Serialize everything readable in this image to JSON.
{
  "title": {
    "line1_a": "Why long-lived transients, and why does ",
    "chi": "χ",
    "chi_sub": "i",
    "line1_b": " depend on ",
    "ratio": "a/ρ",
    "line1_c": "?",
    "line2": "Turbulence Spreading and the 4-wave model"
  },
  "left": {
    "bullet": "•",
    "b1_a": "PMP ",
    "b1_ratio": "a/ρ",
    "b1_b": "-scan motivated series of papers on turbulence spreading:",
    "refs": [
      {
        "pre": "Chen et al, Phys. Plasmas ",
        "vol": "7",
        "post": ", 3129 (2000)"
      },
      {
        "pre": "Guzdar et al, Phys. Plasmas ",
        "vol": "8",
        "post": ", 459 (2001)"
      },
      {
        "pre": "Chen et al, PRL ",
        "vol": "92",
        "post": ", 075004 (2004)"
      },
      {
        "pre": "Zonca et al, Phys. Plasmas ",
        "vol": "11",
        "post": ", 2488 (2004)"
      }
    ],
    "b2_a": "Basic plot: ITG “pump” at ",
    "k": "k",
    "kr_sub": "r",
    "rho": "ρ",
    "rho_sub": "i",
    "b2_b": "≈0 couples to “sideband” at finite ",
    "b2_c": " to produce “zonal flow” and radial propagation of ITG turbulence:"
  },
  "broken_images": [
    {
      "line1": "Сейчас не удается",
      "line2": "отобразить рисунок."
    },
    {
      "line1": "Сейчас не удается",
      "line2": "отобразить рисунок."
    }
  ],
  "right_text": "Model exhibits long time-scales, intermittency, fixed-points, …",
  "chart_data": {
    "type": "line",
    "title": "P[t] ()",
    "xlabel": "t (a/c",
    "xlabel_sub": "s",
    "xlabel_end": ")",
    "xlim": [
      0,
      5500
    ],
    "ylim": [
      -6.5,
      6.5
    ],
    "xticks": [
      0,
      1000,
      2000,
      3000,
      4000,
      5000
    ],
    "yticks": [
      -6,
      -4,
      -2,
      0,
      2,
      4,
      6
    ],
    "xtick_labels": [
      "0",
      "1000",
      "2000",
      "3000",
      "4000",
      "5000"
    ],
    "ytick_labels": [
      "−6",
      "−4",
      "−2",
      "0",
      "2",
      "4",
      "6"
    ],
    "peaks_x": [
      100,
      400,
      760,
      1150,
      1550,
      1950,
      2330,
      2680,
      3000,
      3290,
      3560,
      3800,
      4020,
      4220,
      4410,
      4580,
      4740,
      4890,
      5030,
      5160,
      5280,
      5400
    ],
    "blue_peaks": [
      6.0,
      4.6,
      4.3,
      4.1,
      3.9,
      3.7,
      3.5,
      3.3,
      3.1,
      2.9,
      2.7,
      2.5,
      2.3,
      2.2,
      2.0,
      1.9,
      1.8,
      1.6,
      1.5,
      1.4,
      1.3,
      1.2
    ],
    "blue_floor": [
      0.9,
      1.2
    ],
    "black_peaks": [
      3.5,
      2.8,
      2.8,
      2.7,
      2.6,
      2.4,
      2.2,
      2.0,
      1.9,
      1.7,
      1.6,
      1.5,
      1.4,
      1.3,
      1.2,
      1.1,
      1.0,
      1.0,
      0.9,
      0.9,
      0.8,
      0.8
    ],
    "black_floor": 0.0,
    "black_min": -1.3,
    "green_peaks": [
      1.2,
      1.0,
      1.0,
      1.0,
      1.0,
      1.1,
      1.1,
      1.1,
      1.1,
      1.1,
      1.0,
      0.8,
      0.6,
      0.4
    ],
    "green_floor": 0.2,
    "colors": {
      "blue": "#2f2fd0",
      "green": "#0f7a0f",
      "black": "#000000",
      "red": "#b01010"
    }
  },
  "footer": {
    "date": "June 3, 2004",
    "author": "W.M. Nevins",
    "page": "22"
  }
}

___

Exercise details> Quote each line of the data above exactly as written.

Output of the exercise>
Serialize everything readable in this image to JSON.
{
  "title": {
    "line1_a": "Why long-lived transients, and why does ",
    "chi": "χ",
    "chi_sub": "i",
    "line1_b": " depend on ",
    "ratio": "a/ρ",
    "line1_c": "?",
    "line2": "Turbulence Spreading and the 4-wave model"
  },
  "left": {
    "bullet": "•",
    "b1_a": "PMP ",
    "b1_ratio": "a/ρ",
    "b1_b": "-scan motivated series of papers on turbulence spreading:",
    "refs": [
      {
        "pre": "Chen et al, Phys. Plasmas ",
        "vol": "7",
        "post": ", 3129 (2000)"
      },
      {
        "pre": "Guzdar et al, Phys. Plasmas ",
        "vol": "8",
        "post": ", 459 (2001)"
      },
      {
        "pre": "Chen et al, PRL ",
        "vol": "92",
        "post": ", 075004 (2004)"
      },
      {
        "pre": "Zonca et al, Phys. Plasmas ",
        "vol": "11",
        "post": ", 2488 (2004)"
      }
    ],
    "b2_a": "Basic plot: ITG “pump” at ",
    "k": "k",
    "kr_sub": "r",
    "rho": "ρ",
    "rho_sub": "i",
    "b2_b": "≈0 couples to “sideband” at finite ",
    "b2_c": " to produce “zonal flow” and radial propagation of ITG turbulence:"
  },
  "broken_images": [
    {
      "line1": "Сейчас не удается",
      "line2": "отобразить рисунок."
    },
    {
      "line1": "Сейчас не удается",
      "line2": "отобразить рисунок."
    }
  ],
  "right_text": "Model exhibits long time-scales, intermittency, fixed-points, …",
  "chart_data": {
    "type": "line",
    "title": "P[t] ()",
    "xlabel": "t (a/c",
    "xlabel_sub": "s",
    "xlabel_end": ")",
    "xlim": [
      0,
      5500
    ],
    "ylim": [
      -6.5,
      6.5
    ],
    "xticks": [
      0,
      1000,
      2000,
      3000,
      4000,
      5000
    ],
    "yticks": [
      -6,
      -4,
      -2,
      0,
      2,
      4,
      6
    ],
    "xtick_labels": [
      "0",
      "1000",
      "2000",
      "3000",
      "4000",
      "5000"
    ],
    "ytick_labels": [
      "−6",
      "−4",
      "−2",
      "0",
      "2",
      "4",
      "6"
    ],
    "peaks_x": [
      100,
      400,
      760,
      1150,
      1550,
      1950,
      2330,
      2680,
      3000,
      3290,
      3560,
      3800,
      4020,
      4220,
      4410,
      4580,
      4740,
      4890,
      5030,
      5160,
      5280,
      5400
    ],
    "blue_peaks": [
      6.0,
      4.6,
      4.3,
      4.1,
      3.9,
      3.7,
      3.5,
      3.3,
      3.1,
      2.9,
      2.7,
      2.5,
      2.3,
      2.2,
      2.0,
      1.9,
      1.8,
      1.6,
      1.5,
      1.4,
      1.3,
      1.2
    ],
    "blue_floor": [
      0.9,
      1.2
    ],
    "black_peaks": [
      3.5,
      2.8,
      2.8,
      2.7,
      2.6,
      2.4,
      2.2,
      2.0,
      1.9,
      1.7,
      1.6,
      1.5,
      1.4,
      1.3,
      1.2,
      1.1,
      1.0,
      1.0,
      0.9,
      0.9,
      0.8,
      0.8
    ],
    "black_floor": 0.0,
    "black_min": -1.3,
    "green_peaks": [
      1.2,
      1.0,
      1.0,
      1.0,
      1.0,
      1.1,
      1.1,
      1.1,
      1.1,
      1.1,
      1.0,
      0.8,
      0.6,
      0.4
    ],
    "green_floor": 0.2,
    "colors": {
      "blue": "#2f2fd0",
      "green": "#0f7a0f",
      "black": "#000000",
      "red": "#b01010"
    }
  },
  "footer": {
    "date": "June 3, 2004",
    "author": "W.M. Nevins",
    "page": "22"
  }
}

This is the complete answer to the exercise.